Your instructions:
Repeat every entry word for word, skipping the pictures.

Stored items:
○ ○ ○ ○

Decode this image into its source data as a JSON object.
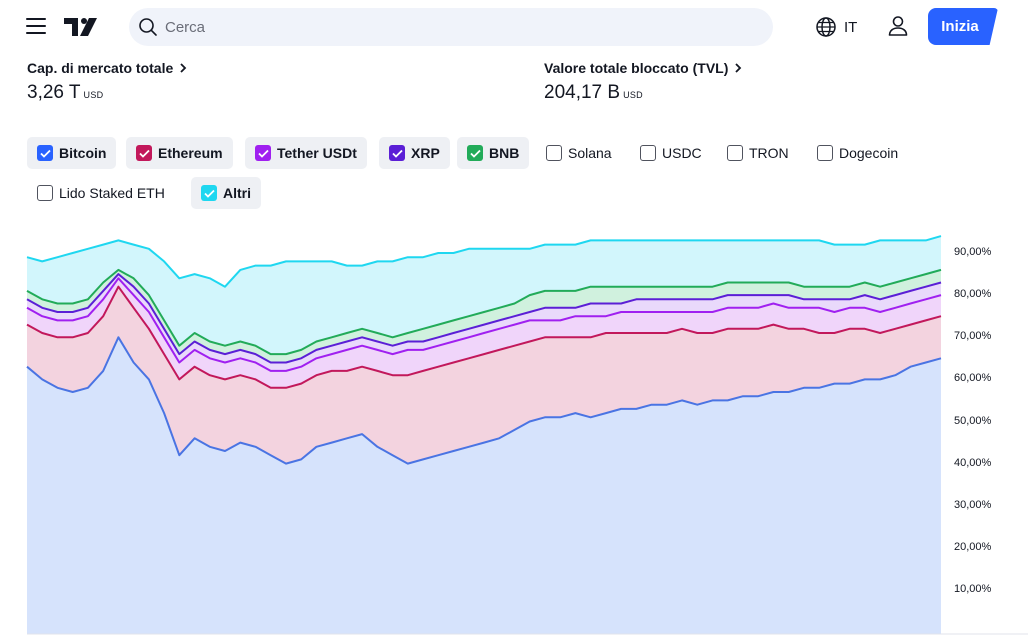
{
  "header": {
    "search_placeholder": "Cerca",
    "language": "IT",
    "cta_label": "Inizia",
    "icons": [
      "menu-icon",
      "tradingview-logo",
      "search-icon",
      "globe-icon",
      "user-icon"
    ]
  },
  "stats": {
    "market_cap": {
      "label": "Cap. di mercato totale",
      "value": "3,26 T",
      "unit": "USD"
    },
    "tvl": {
      "label": "Valore totale bloccato (TVL)",
      "value": "204,17 B",
      "unit": "USD"
    }
  },
  "filters": [
    {
      "label": "Bitcoin",
      "checked": true,
      "color": "#2962ff"
    },
    {
      "label": "Ethereum",
      "checked": true,
      "color": "#c2185b"
    },
    {
      "label": "Tether USDt",
      "checked": true,
      "color": "#a020f0"
    },
    {
      "label": "XRP",
      "checked": true,
      "color": "#5b1fd6"
    },
    {
      "label": "BNB",
      "checked": true,
      "color": "#22ab59"
    },
    {
      "label": "Solana",
      "checked": false
    },
    {
      "label": "USDC",
      "checked": false
    },
    {
      "label": "TRON",
      "checked": false
    },
    {
      "label": "Dogecoin",
      "checked": false
    },
    {
      "label": "Lido Staked ETH",
      "checked": false
    },
    {
      "label": "Altri",
      "checked": true,
      "color": "#1fd7f0"
    }
  ],
  "chart_data": {
    "type": "area",
    "stacked": true,
    "ylim": [
      0,
      100
    ],
    "y_ticks": [
      "10,00%",
      "20,00%",
      "30,00%",
      "40,00%",
      "50,00%",
      "60,00%",
      "70,00%",
      "80,00%",
      "90,00%"
    ],
    "grid": false,
    "series": [
      {
        "name": "Bitcoin",
        "line": "#4a74e3",
        "fill": "#d6e3fc",
        "values": [
          63,
          60,
          58,
          57,
          58,
          62,
          70,
          64,
          60,
          52,
          42,
          46,
          44,
          43,
          45,
          44,
          42,
          40,
          41,
          44,
          45,
          46,
          47,
          44,
          42,
          40,
          41,
          42,
          43,
          44,
          45,
          46,
          48,
          50,
          51,
          51,
          52,
          51,
          52,
          53,
          53,
          54,
          54,
          55,
          54,
          55,
          55,
          56,
          56,
          57,
          57,
          58,
          58,
          59,
          59,
          60,
          60,
          61,
          63,
          64,
          65
        ]
      },
      {
        "name": "Ethereum",
        "line": "#c2185b",
        "fill": "#f3d3df",
        "values": [
          73,
          71,
          70,
          70,
          71,
          75,
          82,
          77,
          72,
          66,
          60,
          63,
          61,
          60,
          61,
          60,
          58,
          58,
          59,
          61,
          62,
          62,
          63,
          62,
          61,
          61,
          62,
          63,
          64,
          65,
          66,
          67,
          68,
          69,
          70,
          70,
          70,
          70,
          71,
          71,
          71,
          71,
          71,
          72,
          71,
          71,
          72,
          72,
          72,
          73,
          72,
          72,
          71,
          71,
          72,
          72,
          71,
          72,
          73,
          74,
          75
        ]
      },
      {
        "name": "Tether USDt",
        "line": "#a020f0",
        "fill": "#f0d5fa",
        "values": [
          77,
          75,
          74,
          74,
          75,
          79,
          84,
          80,
          76,
          70,
          64,
          67,
          65,
          64,
          65,
          64,
          62,
          62,
          63,
          65,
          66,
          67,
          68,
          67,
          66,
          67,
          67,
          68,
          69,
          70,
          71,
          72,
          73,
          74,
          74,
          74,
          75,
          75,
          75,
          76,
          76,
          76,
          76,
          76,
          76,
          76,
          77,
          77,
          77,
          78,
          77,
          77,
          77,
          76,
          77,
          77,
          76,
          77,
          78,
          79,
          80
        ]
      },
      {
        "name": "XRP",
        "line": "#5b1fd6",
        "fill": "#e9d9fb",
        "values": [
          79,
          77,
          76,
          76,
          77,
          81,
          85,
          82,
          78,
          72,
          66,
          69,
          67,
          66,
          67,
          66,
          64,
          64,
          65,
          67,
          68,
          69,
          70,
          69,
          68,
          69,
          69,
          70,
          71,
          72,
          73,
          74,
          75,
          76,
          77,
          77,
          77,
          78,
          78,
          78,
          79,
          79,
          79,
          79,
          79,
          79,
          80,
          80,
          80,
          80,
          80,
          79,
          79,
          79,
          79,
          80,
          79,
          80,
          81,
          82,
          83
        ]
      },
      {
        "name": "BNB",
        "line": "#22ab59",
        "fill": "#d0f1de",
        "values": [
          81,
          79,
          78,
          78,
          79,
          83,
          86,
          84,
          80,
          74,
          68,
          71,
          69,
          68,
          69,
          68,
          66,
          66,
          67,
          69,
          70,
          71,
          72,
          71,
          70,
          71,
          72,
          73,
          74,
          75,
          76,
          77,
          78,
          80,
          81,
          81,
          81,
          82,
          82,
          82,
          82,
          82,
          82,
          82,
          82,
          82,
          83,
          83,
          83,
          83,
          83,
          82,
          82,
          82,
          82,
          83,
          82,
          83,
          84,
          85,
          86
        ]
      },
      {
        "name": "Altri",
        "line": "#1fd7f0",
        "fill": "#d2f6fc",
        "values": [
          89,
          88,
          89,
          90,
          91,
          92,
          93,
          92,
          91,
          88,
          84,
          85,
          84,
          82,
          86,
          87,
          87,
          88,
          88,
          88,
          88,
          87,
          87,
          88,
          88,
          89,
          89,
          90,
          90,
          91,
          91,
          91,
          91,
          91,
          92,
          92,
          92,
          93,
          93,
          93,
          93,
          93,
          93,
          93,
          93,
          93,
          93,
          93,
          93,
          93,
          93,
          93,
          93,
          92,
          92,
          92,
          93,
          93,
          93,
          93,
          94
        ]
      }
    ]
  }
}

○ ○ ○ ○

Solution below:
Decode this image into its source data as a JSON object.
{
  "header": {
    "search_placeholder": "Cerca",
    "language": "IT",
    "cta_label": "Inizia",
    "icons": [
      "menu-icon",
      "tradingview-logo",
      "search-icon",
      "globe-icon",
      "user-icon"
    ]
  },
  "stats": {
    "market_cap": {
      "label": "Cap. di mercato totale",
      "value": "3,26 T",
      "unit": "USD"
    },
    "tvl": {
      "label": "Valore totale bloccato (TVL)",
      "value": "204,17 B",
      "unit": "USD"
    }
  },
  "filters": [
    {
      "label": "Bitcoin",
      "checked": true,
      "color": "#2962ff"
    },
    {
      "label": "Ethereum",
      "checked": true,
      "color": "#c2185b"
    },
    {
      "label": "Tether USDt",
      "checked": true,
      "color": "#a020f0"
    },
    {
      "label": "XRP",
      "checked": true,
      "color": "#5b1fd6"
    },
    {
      "label": "BNB",
      "checked": true,
      "color": "#22ab59"
    },
    {
      "label": "Solana",
      "checked": false
    },
    {
      "label": "USDC",
      "checked": false
    },
    {
      "label": "TRON",
      "checked": false
    },
    {
      "label": "Dogecoin",
      "checked": false
    },
    {
      "label": "Lido Staked ETH",
      "checked": false
    },
    {
      "label": "Altri",
      "checked": true,
      "color": "#1fd7f0"
    }
  ],
  "chart_data": {
    "type": "area",
    "stacked": true,
    "ylim": [
      0,
      100
    ],
    "y_ticks": [
      "10,00%",
      "20,00%",
      "30,00%",
      "40,00%",
      "50,00%",
      "60,00%",
      "70,00%",
      "80,00%",
      "90,00%"
    ],
    "grid": false,
    "series": [
      {
        "name": "Bitcoin",
        "line": "#4a74e3",
        "fill": "#d6e3fc",
        "values": [
          63,
          60,
          58,
          57,
          58,
          62,
          70,
          64,
          60,
          52,
          42,
          46,
          44,
          43,
          45,
          44,
          42,
          40,
          41,
          44,
          45,
          46,
          47,
          44,
          42,
          40,
          41,
          42,
          43,
          44,
          45,
          46,
          48,
          50,
          51,
          51,
          52,
          51,
          52,
          53,
          53,
          54,
          54,
          55,
          54,
          55,
          55,
          56,
          56,
          57,
          57,
          58,
          58,
          59,
          59,
          60,
          60,
          61,
          63,
          64,
          65
        ]
      },
      {
        "name": "Ethereum",
        "line": "#c2185b",
        "fill": "#f3d3df",
        "values": [
          73,
          71,
          70,
          70,
          71,
          75,
          82,
          77,
          72,
          66,
          60,
          63,
          61,
          60,
          61,
          60,
          58,
          58,
          59,
          61,
          62,
          62,
          63,
          62,
          61,
          61,
          62,
          63,
          64,
          65,
          66,
          67,
          68,
          69,
          70,
          70,
          70,
          70,
          71,
          71,
          71,
          71,
          71,
          72,
          71,
          71,
          72,
          72,
          72,
          73,
          72,
          72,
          71,
          71,
          72,
          72,
          71,
          72,
          73,
          74,
          75
        ]
      },
      {
        "name": "Tether USDt",
        "line": "#a020f0",
        "fill": "#f0d5fa",
        "values": [
          77,
          75,
          74,
          74,
          75,
          79,
          84,
          80,
          76,
          70,
          64,
          67,
          65,
          64,
          65,
          64,
          62,
          62,
          63,
          65,
          66,
          67,
          68,
          67,
          66,
          67,
          67,
          68,
          69,
          70,
          71,
          72,
          73,
          74,
          74,
          74,
          75,
          75,
          75,
          76,
          76,
          76,
          76,
          76,
          76,
          76,
          77,
          77,
          77,
          78,
          77,
          77,
          77,
          76,
          77,
          77,
          76,
          77,
          78,
          79,
          80
        ]
      },
      {
        "name": "XRP",
        "line": "#5b1fd6",
        "fill": "#e9d9fb",
        "values": [
          79,
          77,
          76,
          76,
          77,
          81,
          85,
          82,
          78,
          72,
          66,
          69,
          67,
          66,
          67,
          66,
          64,
          64,
          65,
          67,
          68,
          69,
          70,
          69,
          68,
          69,
          69,
          70,
          71,
          72,
          73,
          74,
          75,
          76,
          77,
          77,
          77,
          78,
          78,
          78,
          79,
          79,
          79,
          79,
          79,
          79,
          80,
          80,
          80,
          80,
          80,
          79,
          79,
          79,
          79,
          80,
          79,
          80,
          81,
          82,
          83
        ]
      },
      {
        "name": "BNB",
        "line": "#22ab59",
        "fill": "#d0f1de",
        "values": [
          81,
          79,
          78,
          78,
          79,
          83,
          86,
          84,
          80,
          74,
          68,
          71,
          69,
          68,
          69,
          68,
          66,
          66,
          67,
          69,
          70,
          71,
          72,
          71,
          70,
          71,
          72,
          73,
          74,
          75,
          76,
          77,
          78,
          80,
          81,
          81,
          81,
          82,
          82,
          82,
          82,
          82,
          82,
          82,
          82,
          82,
          83,
          83,
          83,
          83,
          83,
          82,
          82,
          82,
          82,
          83,
          82,
          83,
          84,
          85,
          86
        ]
      },
      {
        "name": "Altri",
        "line": "#1fd7f0",
        "fill": "#d2f6fc",
        "values": [
          89,
          88,
          89,
          90,
          91,
          92,
          93,
          92,
          91,
          88,
          84,
          85,
          84,
          82,
          86,
          87,
          87,
          88,
          88,
          88,
          88,
          87,
          87,
          88,
          88,
          89,
          89,
          90,
          90,
          91,
          91,
          91,
          91,
          91,
          92,
          92,
          92,
          93,
          93,
          93,
          93,
          93,
          93,
          93,
          93,
          93,
          93,
          93,
          93,
          93,
          93,
          93,
          93,
          92,
          92,
          92,
          93,
          93,
          93,
          93,
          94
        ]
      }
    ]
  }
}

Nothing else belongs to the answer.